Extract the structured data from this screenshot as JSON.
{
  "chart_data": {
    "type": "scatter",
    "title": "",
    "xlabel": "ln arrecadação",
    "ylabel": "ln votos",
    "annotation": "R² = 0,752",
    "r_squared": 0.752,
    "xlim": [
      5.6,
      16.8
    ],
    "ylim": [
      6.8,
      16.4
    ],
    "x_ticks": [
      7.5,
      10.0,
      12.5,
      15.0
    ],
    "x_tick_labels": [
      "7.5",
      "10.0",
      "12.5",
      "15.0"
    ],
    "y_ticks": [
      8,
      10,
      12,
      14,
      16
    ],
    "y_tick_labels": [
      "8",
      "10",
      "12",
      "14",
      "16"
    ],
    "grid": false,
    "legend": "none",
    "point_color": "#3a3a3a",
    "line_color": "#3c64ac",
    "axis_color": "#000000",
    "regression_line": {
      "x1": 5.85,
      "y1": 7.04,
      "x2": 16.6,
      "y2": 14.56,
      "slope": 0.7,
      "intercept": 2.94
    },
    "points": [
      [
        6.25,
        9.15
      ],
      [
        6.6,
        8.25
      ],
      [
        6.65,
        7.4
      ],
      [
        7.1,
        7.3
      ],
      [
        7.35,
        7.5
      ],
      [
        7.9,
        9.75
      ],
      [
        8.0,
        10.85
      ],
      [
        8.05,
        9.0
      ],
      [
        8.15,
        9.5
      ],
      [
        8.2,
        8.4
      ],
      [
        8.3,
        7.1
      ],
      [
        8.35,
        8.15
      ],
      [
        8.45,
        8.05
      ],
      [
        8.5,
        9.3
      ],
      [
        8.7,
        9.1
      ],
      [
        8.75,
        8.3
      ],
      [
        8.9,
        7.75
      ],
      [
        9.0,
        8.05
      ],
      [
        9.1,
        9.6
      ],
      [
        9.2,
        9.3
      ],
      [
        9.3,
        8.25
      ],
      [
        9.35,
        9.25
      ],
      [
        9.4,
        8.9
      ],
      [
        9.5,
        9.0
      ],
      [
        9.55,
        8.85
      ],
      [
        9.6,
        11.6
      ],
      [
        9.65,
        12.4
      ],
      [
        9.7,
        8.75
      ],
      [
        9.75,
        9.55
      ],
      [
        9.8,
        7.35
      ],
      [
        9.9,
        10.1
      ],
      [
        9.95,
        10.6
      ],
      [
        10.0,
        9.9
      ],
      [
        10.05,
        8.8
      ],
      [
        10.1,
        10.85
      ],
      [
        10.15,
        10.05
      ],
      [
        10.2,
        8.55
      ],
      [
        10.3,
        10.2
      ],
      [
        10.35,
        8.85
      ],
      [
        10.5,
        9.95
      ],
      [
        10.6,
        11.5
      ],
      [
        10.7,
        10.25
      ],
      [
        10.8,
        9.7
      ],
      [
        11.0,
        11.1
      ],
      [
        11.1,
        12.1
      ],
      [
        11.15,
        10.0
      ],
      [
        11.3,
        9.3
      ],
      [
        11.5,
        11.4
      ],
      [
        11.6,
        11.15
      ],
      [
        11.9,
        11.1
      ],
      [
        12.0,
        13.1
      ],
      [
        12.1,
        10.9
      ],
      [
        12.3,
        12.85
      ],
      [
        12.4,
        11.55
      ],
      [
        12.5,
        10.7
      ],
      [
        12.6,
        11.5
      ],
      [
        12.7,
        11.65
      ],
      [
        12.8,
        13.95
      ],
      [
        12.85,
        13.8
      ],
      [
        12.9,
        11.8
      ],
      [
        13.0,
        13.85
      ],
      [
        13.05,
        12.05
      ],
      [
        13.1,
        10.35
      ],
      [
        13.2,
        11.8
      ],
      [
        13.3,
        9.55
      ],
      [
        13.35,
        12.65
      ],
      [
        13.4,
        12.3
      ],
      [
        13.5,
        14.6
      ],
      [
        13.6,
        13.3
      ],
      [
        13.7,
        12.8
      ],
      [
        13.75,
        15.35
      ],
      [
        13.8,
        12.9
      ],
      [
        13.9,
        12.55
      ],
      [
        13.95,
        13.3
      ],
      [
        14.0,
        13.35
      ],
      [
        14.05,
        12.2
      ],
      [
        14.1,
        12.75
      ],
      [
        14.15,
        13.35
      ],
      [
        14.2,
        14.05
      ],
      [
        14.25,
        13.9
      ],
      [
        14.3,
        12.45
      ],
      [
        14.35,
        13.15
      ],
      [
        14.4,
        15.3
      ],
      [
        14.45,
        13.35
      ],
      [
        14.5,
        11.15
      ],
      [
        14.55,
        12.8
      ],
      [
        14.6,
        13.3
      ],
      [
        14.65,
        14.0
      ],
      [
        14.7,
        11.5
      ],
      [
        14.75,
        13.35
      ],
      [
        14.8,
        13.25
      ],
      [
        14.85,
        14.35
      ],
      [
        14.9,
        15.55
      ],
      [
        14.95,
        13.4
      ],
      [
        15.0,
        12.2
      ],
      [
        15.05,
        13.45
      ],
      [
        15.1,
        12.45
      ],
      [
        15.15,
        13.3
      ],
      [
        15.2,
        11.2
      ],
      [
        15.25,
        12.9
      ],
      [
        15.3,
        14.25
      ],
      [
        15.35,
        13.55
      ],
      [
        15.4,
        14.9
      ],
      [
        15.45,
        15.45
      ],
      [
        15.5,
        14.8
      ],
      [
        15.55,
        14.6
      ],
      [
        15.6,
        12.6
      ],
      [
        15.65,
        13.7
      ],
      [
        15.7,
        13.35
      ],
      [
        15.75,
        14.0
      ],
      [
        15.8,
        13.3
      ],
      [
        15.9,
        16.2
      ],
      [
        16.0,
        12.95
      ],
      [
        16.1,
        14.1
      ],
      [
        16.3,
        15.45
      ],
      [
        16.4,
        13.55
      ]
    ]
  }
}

# # # # #

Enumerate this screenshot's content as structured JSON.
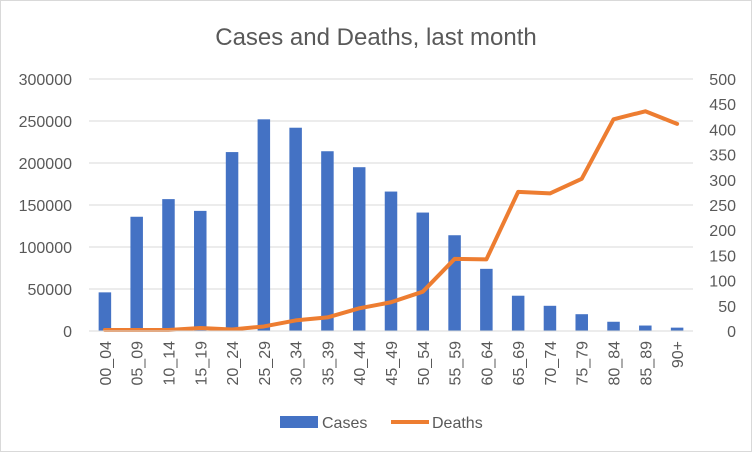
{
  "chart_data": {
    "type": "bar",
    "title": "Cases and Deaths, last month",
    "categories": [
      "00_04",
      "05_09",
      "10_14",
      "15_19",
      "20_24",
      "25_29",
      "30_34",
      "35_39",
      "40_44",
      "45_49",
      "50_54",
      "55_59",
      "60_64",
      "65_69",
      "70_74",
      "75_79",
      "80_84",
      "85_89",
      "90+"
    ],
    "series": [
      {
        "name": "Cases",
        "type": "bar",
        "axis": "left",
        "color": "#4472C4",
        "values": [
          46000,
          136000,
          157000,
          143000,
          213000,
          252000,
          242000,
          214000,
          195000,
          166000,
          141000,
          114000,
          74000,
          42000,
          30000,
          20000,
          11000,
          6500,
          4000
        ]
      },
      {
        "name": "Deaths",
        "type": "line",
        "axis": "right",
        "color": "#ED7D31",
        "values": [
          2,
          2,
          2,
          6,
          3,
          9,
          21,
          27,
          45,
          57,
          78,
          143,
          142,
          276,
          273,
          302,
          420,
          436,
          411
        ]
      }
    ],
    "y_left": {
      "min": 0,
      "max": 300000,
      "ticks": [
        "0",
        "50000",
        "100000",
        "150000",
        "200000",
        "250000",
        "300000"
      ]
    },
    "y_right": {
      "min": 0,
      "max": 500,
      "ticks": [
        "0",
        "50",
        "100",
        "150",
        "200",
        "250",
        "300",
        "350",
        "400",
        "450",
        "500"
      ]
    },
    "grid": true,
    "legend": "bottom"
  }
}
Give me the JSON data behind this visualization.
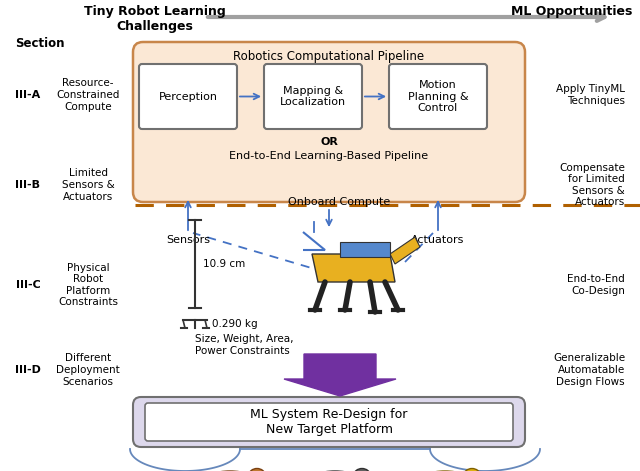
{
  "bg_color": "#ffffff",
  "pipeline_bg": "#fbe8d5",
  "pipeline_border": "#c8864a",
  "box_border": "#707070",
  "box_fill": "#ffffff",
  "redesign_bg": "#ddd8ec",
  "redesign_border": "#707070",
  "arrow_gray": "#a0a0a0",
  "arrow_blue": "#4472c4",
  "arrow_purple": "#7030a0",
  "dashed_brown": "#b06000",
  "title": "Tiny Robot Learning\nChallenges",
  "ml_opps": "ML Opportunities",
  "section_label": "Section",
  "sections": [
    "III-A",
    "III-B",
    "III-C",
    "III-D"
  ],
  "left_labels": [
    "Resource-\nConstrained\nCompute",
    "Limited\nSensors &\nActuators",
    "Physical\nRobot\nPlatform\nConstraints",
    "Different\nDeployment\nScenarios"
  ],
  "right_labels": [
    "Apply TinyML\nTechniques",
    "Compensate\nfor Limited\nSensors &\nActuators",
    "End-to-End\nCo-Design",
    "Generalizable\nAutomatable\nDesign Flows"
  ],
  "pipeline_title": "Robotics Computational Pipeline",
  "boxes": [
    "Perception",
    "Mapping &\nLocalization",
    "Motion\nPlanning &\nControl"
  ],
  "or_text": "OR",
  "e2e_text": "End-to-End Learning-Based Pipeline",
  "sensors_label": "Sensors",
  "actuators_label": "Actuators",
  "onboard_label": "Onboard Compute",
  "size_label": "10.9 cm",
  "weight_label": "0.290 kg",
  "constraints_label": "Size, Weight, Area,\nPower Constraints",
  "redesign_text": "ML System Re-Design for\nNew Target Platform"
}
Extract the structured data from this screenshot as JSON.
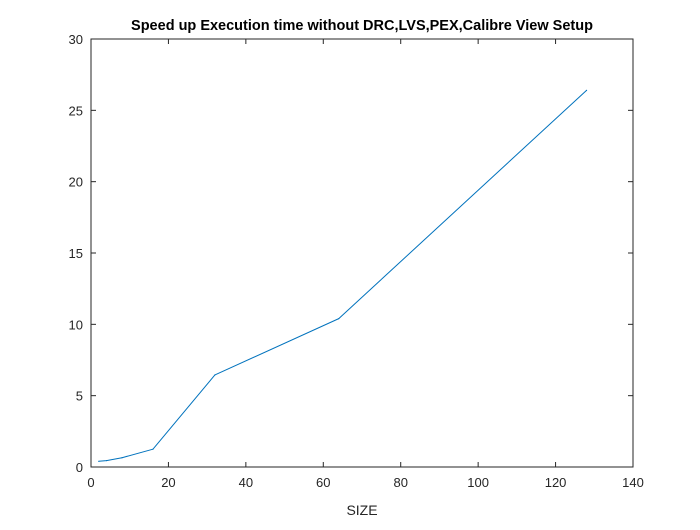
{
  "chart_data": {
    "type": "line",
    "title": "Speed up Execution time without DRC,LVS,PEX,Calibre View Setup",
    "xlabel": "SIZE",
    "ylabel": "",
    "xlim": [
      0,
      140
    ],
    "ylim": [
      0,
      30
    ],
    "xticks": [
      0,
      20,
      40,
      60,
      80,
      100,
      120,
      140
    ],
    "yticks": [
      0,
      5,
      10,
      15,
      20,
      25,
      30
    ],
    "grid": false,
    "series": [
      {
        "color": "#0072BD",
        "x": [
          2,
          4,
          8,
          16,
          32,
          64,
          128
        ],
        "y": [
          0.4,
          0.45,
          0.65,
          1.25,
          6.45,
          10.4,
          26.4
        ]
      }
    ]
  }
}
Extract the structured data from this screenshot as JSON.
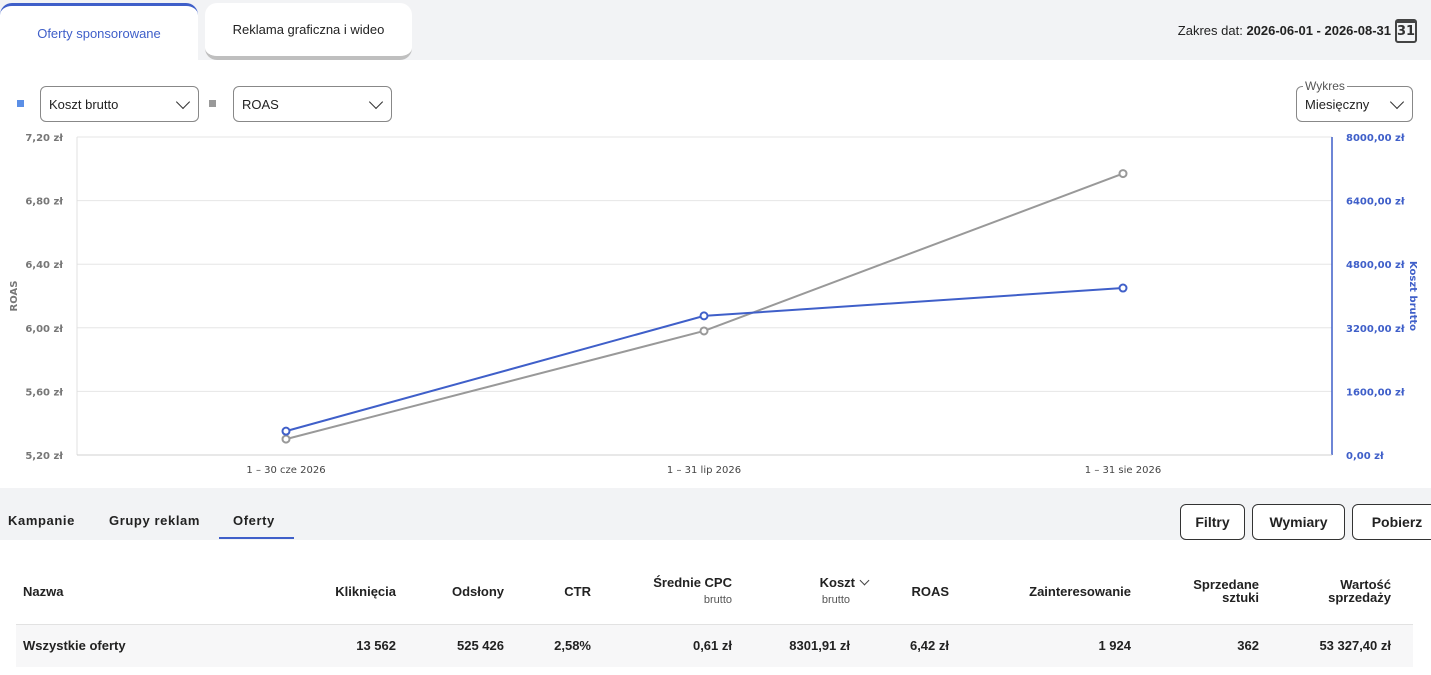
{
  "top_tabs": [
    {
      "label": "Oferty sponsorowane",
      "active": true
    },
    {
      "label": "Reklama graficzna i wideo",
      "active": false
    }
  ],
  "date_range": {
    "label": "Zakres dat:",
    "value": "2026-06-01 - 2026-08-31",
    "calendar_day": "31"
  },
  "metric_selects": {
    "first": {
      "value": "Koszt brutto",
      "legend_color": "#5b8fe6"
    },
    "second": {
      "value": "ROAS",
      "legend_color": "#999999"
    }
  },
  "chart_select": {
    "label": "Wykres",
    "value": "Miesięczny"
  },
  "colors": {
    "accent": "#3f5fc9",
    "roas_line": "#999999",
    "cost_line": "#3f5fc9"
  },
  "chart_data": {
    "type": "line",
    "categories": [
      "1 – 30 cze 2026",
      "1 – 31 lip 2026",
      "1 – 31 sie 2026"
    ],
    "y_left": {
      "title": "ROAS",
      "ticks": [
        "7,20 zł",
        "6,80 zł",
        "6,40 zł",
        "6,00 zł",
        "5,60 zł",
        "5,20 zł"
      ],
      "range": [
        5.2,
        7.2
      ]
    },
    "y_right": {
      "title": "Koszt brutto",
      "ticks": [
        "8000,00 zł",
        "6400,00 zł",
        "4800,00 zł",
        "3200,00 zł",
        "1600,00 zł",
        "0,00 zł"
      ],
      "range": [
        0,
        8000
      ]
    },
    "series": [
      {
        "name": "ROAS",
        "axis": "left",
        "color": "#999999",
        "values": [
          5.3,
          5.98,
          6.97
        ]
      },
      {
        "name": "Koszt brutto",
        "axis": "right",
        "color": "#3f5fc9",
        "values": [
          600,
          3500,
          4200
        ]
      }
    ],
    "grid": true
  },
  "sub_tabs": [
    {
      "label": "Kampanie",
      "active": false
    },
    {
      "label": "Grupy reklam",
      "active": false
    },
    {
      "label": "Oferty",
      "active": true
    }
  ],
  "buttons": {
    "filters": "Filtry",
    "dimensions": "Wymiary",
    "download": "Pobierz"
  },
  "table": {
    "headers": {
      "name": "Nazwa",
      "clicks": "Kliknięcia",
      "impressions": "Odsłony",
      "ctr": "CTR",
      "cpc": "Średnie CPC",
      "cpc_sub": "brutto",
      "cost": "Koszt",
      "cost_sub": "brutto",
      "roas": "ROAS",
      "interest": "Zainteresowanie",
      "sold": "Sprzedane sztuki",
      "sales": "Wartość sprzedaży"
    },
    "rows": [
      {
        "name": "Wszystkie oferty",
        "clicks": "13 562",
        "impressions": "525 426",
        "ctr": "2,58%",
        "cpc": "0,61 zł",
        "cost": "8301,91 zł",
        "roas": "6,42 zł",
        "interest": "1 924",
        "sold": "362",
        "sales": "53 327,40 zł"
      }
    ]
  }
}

# # # # #

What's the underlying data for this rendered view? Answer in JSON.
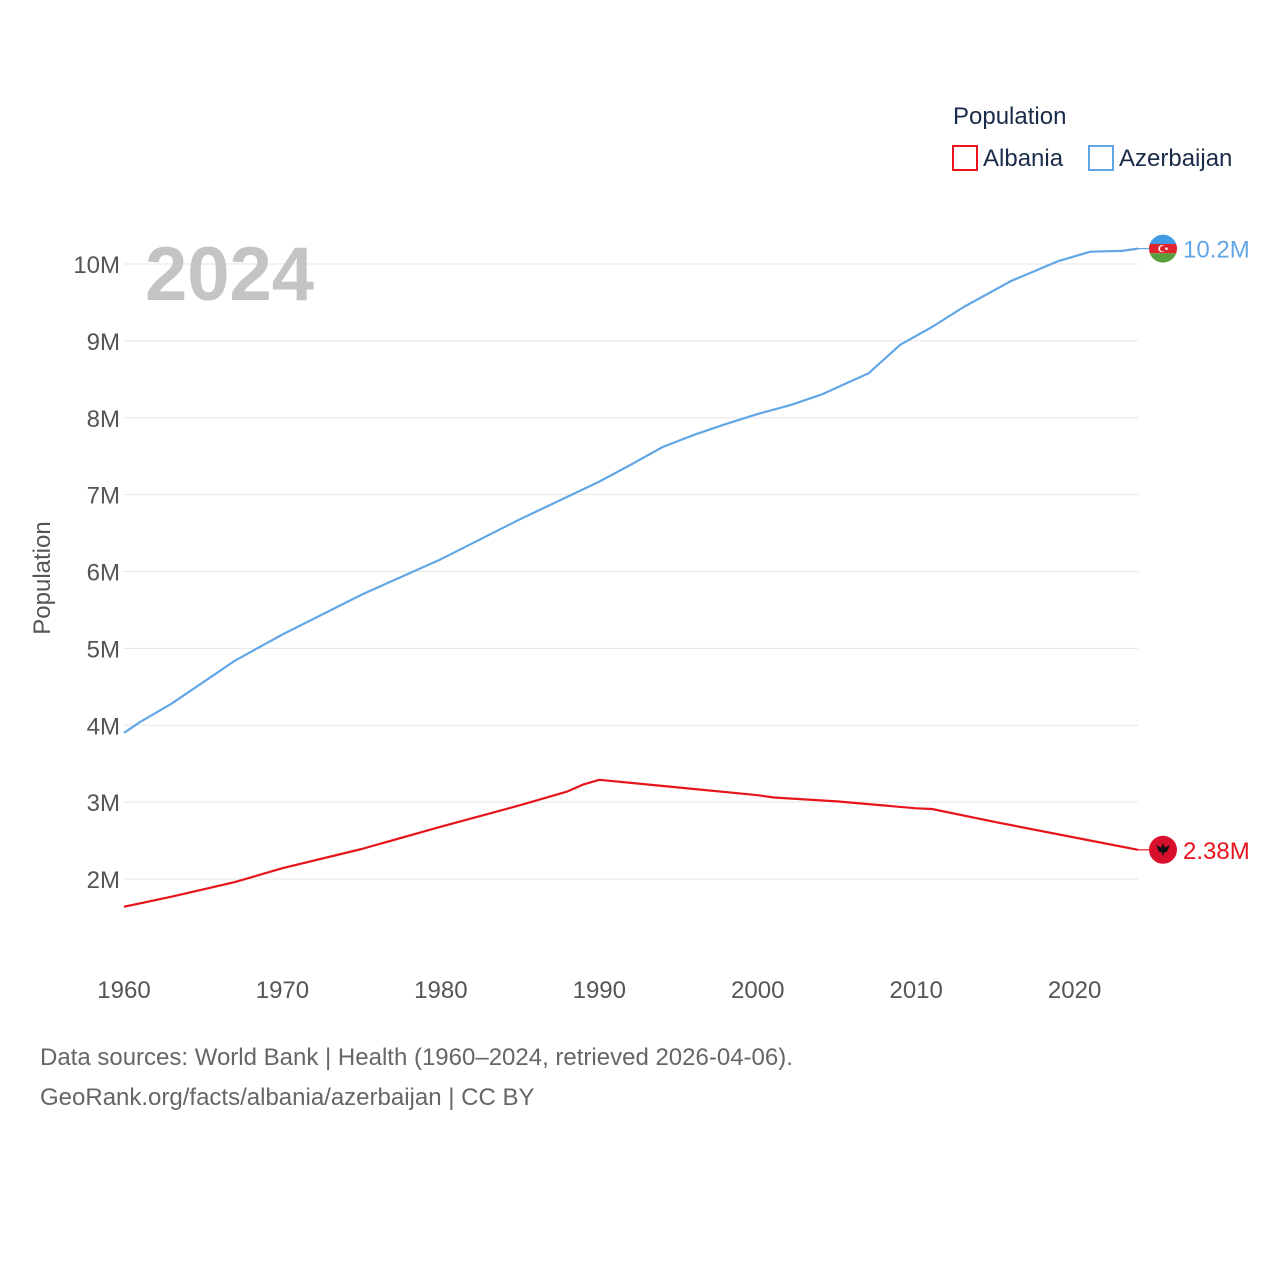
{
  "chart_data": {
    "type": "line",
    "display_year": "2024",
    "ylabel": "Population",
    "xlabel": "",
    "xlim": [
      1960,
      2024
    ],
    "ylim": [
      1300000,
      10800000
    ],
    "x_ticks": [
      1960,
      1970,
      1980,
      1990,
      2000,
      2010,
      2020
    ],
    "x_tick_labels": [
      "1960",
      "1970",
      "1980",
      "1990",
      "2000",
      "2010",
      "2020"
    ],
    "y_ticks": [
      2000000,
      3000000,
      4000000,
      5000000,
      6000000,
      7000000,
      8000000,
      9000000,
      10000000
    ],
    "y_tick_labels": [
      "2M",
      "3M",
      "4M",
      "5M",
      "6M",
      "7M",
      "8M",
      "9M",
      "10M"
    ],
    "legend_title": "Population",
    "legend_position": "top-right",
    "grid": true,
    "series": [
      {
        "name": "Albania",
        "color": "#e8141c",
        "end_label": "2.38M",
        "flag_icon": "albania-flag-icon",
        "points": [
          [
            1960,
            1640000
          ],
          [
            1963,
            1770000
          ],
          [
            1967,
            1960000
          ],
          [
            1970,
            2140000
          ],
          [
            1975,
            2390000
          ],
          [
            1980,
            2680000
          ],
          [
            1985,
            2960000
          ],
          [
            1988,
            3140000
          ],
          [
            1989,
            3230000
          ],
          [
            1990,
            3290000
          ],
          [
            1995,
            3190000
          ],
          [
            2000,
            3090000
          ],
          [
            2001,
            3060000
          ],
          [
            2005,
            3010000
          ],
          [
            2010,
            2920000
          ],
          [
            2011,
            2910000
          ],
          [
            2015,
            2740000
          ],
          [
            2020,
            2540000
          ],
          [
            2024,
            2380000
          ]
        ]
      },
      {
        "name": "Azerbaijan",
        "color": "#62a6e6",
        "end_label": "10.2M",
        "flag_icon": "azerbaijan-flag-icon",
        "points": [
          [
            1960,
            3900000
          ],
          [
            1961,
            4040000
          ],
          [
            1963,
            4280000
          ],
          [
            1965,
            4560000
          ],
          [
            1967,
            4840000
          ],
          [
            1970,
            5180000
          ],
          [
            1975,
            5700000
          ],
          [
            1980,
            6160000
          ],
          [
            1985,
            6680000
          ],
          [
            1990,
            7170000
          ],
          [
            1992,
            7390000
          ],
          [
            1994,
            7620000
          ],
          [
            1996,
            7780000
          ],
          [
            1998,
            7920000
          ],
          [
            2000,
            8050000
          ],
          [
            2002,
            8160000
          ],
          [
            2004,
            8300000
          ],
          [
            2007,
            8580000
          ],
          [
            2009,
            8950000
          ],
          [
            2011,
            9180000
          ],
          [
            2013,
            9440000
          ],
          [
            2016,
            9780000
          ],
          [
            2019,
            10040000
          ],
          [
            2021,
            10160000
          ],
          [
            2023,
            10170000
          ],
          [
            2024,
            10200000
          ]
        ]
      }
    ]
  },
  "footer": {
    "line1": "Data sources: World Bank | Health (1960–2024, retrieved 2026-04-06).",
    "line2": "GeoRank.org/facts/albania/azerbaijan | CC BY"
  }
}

# # # # #

* [The task]
Copy every line from the records above that contains the word "brutto".

* [Reply to the exercise]
      "value": "Koszt brutto",
      "title": "Koszt brutto",
        "name": "Koszt brutto",
      "cpc_sub": "brutto",
      "cost_sub": "brutto",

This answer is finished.